Zu Beginn der 1960er-Jahre beauftragt Lamborghini sein junges, hochmotiviertes Team damit, einen Sportwagen zu entwickeln. Die seinerzeit beste verfügbare Technik soll darin vereint sein. Als Antrieb ist ein Leichtmetallmotor mit vier obenliegenden Nockenwellen geplant - zudem Einzelradaufhängung. Der Sportwagen soll eine aerodynamische Form besitzen, die Sportlichkeit mit Eleganz verbindet. Bis zu diesem Zeitpunkt sind schnelle Sportwagen meist filigrane und kapriziöse Geschöpfe, die von ihren Besitzern viel Geduld und Demut abverlangen. Lamborghini fordert von seinen Mitarbeitern ein Auto, das temperamentvoll und schnell, robust und ausdauernd, aber auch qualitativ hochwertig verarbeitet ist. Und: Es soll begeistern!
Ferruccio Lamborghini ist eine außergewöhnliche und charismatische Persönlichkeit. Den Eindruck, den er bei seinen Zeitgenossen hinterlässt, erweckt schnell eine gewisse Sympathie für seine Person und verlangt gleichzeitig Respekt ab, wie man aus den folgenden Äußerungen herauslesen kann.

-*-

-- Gestellte Aufgabe 1 --
Welcher Motor ist laut dem Text über Lamborghini als Antrieb für den Sportwagen vorgesehen?
-- Gestellte Aufgabe 2 --
Übertragen Sie den folgenden Satz aus dem Text über Lamborghini ins Englische: „Der Sportwagen soll eine aerodynamische Form besitzen, die Sportlichkeit mit Eleganz verbindet.“
-- Gestellte Aufgabe 3 --
Nehmen Sie den Faden des Textes über Lamborghini wieder auf, und führen Sie ihn im Anschluss an seinen letzten Satz weiter.
Die Einträge werden für die Bearbeitung nicht benötigt.

-- Vorliegende Einträge --
-*-

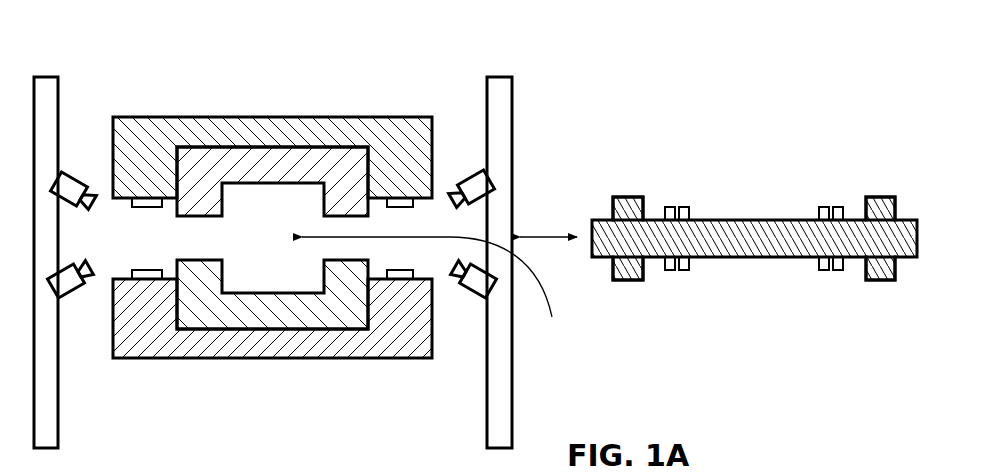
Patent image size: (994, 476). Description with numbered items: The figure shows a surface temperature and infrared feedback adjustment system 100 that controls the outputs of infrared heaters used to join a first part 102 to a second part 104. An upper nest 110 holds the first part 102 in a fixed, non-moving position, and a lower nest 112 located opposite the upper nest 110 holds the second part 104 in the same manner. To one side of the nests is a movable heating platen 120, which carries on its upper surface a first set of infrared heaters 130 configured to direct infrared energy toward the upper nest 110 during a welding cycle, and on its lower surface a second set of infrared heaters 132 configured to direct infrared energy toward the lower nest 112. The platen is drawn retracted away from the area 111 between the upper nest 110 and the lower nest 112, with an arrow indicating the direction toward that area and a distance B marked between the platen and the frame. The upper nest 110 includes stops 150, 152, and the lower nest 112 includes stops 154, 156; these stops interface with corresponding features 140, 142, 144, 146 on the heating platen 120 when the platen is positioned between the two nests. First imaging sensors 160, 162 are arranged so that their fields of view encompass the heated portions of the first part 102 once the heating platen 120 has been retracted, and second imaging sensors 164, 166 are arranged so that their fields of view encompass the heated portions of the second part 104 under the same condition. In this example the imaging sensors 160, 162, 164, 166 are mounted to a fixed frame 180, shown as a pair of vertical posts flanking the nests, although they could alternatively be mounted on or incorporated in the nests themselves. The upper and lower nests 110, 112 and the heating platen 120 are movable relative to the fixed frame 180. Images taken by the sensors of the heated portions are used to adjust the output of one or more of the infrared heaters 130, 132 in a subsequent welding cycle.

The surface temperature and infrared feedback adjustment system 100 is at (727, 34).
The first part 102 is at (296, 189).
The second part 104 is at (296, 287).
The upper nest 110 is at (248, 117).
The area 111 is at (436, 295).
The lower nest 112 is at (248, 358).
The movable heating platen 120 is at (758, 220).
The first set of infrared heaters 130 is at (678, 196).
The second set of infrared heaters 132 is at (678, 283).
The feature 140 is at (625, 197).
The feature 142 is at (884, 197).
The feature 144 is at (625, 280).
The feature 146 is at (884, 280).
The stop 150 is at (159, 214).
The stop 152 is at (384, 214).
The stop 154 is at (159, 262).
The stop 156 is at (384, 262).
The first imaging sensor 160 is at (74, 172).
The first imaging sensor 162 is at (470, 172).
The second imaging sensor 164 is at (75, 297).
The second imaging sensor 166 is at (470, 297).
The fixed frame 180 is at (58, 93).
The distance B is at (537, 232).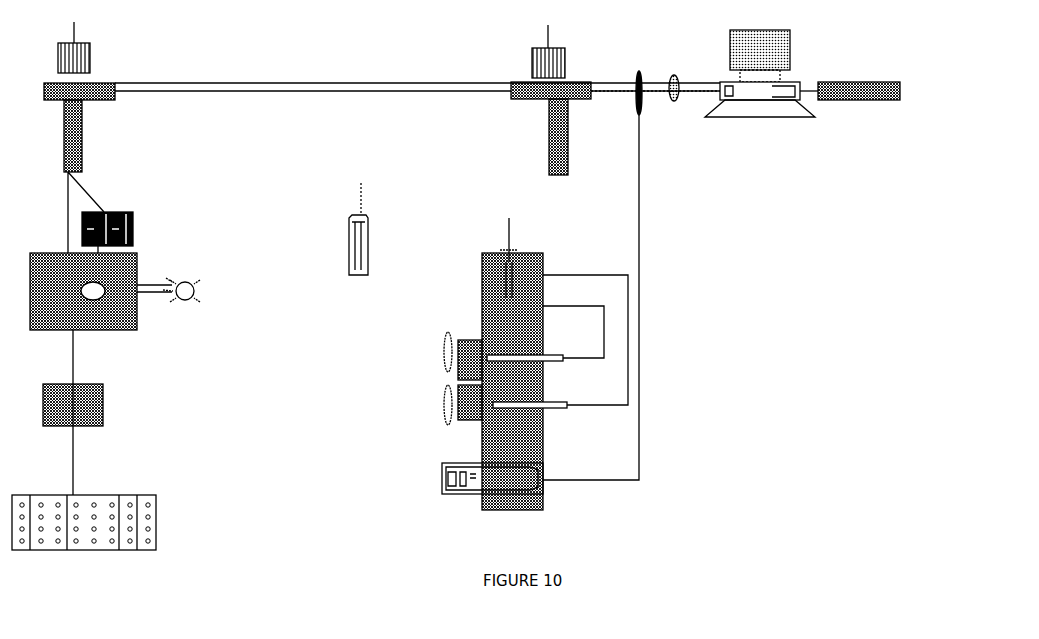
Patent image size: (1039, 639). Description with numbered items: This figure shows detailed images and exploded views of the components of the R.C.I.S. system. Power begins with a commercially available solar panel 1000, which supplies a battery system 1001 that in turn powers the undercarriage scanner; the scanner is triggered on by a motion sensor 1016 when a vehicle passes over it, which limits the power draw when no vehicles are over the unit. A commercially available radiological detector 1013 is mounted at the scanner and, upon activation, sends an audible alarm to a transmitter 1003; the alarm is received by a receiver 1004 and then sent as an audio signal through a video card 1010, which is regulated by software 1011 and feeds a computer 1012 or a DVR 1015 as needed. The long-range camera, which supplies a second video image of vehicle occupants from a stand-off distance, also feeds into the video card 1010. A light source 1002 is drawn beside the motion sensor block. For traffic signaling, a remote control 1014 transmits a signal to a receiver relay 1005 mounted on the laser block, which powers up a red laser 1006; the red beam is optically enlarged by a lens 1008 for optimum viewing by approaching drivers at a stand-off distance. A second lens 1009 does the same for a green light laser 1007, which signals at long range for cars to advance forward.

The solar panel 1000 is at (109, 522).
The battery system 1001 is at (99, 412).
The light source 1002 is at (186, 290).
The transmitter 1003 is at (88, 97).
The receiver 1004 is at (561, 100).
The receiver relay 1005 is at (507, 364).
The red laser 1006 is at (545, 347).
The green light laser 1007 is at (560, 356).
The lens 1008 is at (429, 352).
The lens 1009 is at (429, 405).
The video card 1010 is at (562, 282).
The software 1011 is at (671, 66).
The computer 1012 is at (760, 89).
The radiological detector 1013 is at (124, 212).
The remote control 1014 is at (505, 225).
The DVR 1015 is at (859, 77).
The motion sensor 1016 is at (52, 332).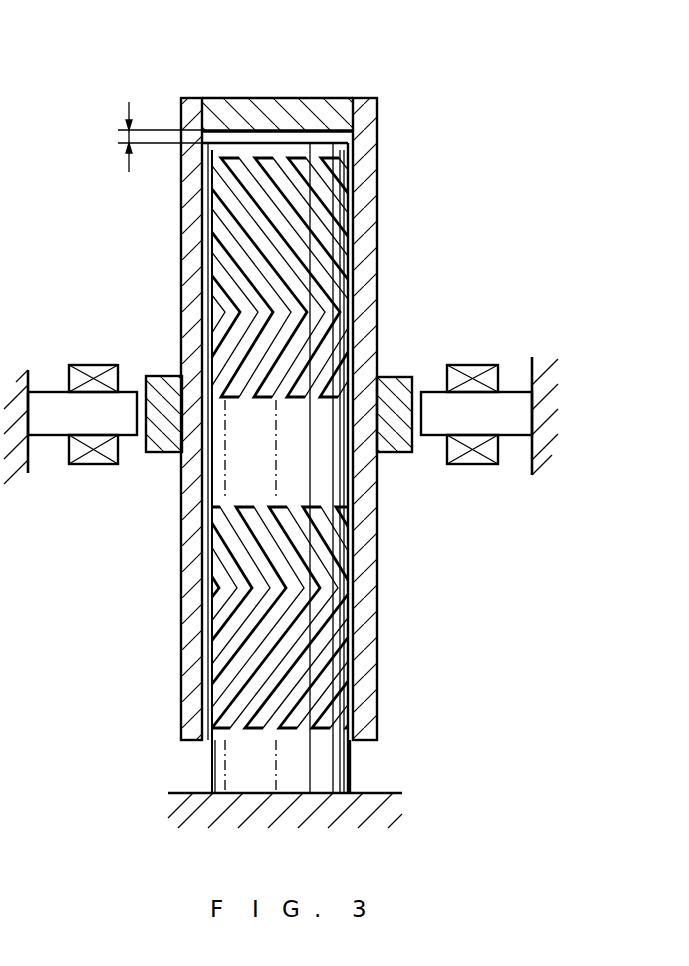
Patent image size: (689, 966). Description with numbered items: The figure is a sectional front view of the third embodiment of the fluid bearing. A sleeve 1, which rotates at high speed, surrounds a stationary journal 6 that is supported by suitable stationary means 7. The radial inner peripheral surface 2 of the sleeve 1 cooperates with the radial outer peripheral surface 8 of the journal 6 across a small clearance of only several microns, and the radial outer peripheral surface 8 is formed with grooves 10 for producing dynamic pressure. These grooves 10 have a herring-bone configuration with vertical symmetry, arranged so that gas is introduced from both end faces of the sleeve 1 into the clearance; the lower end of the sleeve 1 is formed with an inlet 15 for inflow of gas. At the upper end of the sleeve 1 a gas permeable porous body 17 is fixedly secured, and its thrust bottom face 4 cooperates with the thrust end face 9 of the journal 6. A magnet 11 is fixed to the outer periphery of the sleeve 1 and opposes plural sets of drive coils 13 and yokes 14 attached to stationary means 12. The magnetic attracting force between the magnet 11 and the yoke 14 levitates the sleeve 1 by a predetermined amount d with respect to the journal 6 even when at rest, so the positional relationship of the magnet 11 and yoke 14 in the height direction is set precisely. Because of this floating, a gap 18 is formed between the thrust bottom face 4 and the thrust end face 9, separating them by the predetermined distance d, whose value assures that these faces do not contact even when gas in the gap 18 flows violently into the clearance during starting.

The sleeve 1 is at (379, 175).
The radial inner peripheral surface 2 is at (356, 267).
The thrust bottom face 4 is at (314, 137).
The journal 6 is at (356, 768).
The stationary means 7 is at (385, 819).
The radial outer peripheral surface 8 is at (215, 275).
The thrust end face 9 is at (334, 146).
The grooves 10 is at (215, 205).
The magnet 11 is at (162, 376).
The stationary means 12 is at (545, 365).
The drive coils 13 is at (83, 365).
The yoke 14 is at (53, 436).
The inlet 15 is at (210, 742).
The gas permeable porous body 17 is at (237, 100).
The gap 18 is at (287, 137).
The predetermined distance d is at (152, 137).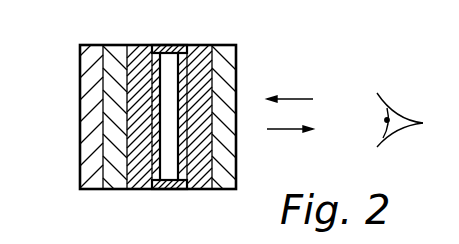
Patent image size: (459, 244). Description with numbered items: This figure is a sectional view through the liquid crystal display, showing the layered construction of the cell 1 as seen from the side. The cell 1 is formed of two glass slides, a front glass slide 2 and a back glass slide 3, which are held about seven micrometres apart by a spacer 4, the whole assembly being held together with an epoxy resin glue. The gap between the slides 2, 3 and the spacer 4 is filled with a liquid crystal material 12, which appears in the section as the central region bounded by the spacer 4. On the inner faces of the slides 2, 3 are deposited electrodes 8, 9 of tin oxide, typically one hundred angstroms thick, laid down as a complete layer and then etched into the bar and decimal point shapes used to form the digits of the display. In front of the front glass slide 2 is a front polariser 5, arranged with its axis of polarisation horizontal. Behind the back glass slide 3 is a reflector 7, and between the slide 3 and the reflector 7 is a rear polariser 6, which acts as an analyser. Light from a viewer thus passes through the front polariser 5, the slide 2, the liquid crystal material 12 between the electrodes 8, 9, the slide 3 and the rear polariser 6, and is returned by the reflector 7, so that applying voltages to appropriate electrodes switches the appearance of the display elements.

-*-

-- Antwort 1 --
Ein Leichtmetallmotor mit vier obenliegenden Nockenwellen.

-- Antwort 2 --
The sports car is to have an aerodynamic shape that combines sportiness with elegance.

-- Antwort 3 --
So stellte ein britischer Fachjournalist Ferruccio Lamborghini seinerzeit als einen Mann dar, "der mindestens zehn Jahre jünger wirkt, als er tatsächlich ist. Er ist recht klein, stämmig, gebaut wie ein junger Bulle, gutaussehend und zäh, lacht gern, vermittelt aber auch den Eindruck von Stärke und Entschlossenheit. Klar erkennbar ein Magnat, und einer von der Sorte, mit der man sich besser nicht anlegt. Der angreifende Stier, der zu seinem Markenzeichen wurde, war eine kluge, wohlüberlegte und poetische Wahl."
Und Valentino Balboni, Testfahrer und 45 Jahre lang bei Lamborghini beschäftigt, verrät über seinen Boss Ferruccio: "Ferruccio Lamborghini war ein netter Bauer. Er konnte fast kein korrektes Italienisch sprechen noch schreiben. Aber er hatte so viel Charakter, Temperament und Motivation. Ein Mann mit unglaublich viel Charisma und nahbar; er bewegte sich immer unter uns. Ich war damals noch ein Lehrling. Ferruccio kümmerte sich immer intensiv um seine Mitarbeiter und seine Kunden, selbst bis spät abends."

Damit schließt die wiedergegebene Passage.